--- Source data ---

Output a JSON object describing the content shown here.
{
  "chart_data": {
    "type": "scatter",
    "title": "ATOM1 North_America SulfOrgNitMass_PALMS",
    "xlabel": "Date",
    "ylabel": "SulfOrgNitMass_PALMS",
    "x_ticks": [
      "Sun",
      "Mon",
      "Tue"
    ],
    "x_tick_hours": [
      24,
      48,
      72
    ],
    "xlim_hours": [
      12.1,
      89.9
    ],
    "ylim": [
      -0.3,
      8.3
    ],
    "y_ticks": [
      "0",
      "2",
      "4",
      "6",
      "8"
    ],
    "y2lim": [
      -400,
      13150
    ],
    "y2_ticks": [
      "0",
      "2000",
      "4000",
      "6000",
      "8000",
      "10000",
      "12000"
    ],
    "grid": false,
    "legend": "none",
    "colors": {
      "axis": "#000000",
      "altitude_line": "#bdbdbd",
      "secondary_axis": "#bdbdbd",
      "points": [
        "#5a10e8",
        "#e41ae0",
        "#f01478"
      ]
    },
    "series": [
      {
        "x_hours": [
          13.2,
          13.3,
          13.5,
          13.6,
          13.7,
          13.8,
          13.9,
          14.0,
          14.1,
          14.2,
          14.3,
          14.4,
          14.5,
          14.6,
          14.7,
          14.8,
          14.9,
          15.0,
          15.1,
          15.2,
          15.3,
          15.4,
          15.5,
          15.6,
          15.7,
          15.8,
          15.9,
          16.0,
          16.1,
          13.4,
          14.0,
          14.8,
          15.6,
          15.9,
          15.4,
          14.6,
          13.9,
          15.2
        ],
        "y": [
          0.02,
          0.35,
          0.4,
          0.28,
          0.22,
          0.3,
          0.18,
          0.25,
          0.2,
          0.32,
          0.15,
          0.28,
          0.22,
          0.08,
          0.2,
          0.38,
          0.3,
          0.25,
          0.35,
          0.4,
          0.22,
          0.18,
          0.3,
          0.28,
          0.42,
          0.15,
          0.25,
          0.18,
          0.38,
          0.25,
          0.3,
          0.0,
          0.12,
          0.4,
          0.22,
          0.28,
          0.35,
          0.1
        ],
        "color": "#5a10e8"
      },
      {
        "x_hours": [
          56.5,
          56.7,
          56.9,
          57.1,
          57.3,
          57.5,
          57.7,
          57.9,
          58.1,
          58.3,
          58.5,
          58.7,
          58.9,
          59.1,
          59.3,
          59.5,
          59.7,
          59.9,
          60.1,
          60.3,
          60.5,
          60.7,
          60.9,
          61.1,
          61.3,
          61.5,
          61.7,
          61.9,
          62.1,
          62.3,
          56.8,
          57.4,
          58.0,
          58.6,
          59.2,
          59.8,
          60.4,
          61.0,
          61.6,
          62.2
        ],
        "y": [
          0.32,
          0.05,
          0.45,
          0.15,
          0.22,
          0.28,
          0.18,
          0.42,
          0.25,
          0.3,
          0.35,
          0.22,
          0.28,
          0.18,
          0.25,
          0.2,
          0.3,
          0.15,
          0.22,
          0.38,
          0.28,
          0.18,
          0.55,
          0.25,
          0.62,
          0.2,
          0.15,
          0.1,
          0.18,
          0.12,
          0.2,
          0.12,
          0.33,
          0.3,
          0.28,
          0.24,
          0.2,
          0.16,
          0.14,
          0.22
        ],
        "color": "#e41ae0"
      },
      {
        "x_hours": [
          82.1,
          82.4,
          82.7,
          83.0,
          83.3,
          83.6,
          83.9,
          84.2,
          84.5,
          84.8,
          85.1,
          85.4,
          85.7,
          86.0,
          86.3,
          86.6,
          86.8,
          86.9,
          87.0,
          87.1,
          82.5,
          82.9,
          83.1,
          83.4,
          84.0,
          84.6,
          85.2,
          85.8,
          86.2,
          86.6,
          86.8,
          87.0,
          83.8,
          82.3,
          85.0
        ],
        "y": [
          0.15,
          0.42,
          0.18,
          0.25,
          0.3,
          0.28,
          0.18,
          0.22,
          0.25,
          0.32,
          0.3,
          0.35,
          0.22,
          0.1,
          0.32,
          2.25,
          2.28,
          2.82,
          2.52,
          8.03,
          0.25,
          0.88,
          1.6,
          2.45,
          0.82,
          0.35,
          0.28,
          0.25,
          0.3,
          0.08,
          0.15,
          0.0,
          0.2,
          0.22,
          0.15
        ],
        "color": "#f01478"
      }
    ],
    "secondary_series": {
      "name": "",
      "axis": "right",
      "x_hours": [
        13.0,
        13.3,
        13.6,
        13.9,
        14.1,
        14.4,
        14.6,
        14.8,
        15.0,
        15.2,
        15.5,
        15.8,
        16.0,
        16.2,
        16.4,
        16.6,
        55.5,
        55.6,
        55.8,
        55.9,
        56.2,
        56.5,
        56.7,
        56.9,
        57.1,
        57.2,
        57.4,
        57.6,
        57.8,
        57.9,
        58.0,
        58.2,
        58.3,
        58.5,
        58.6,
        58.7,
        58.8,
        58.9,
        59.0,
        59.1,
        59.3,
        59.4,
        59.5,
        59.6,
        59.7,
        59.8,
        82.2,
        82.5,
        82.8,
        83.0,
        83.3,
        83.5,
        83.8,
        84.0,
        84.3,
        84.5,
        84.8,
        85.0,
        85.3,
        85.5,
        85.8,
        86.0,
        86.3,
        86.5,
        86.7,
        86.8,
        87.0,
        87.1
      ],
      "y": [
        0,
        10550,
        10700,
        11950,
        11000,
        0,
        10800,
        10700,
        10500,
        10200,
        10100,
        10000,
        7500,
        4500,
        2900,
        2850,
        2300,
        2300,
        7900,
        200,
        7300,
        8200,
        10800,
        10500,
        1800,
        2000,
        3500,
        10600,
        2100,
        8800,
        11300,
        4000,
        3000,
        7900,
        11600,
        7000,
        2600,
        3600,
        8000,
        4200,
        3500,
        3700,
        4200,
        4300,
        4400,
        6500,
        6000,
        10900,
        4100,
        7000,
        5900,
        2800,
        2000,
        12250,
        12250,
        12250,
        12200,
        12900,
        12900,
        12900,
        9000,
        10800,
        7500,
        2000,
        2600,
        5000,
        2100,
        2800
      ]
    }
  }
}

---

What to do: Gather each line holding the string "bdbdbd".

Response to this task:
      "altitude_line": "#bdbdbd",
      "secondary_axis": "#bdbdbd",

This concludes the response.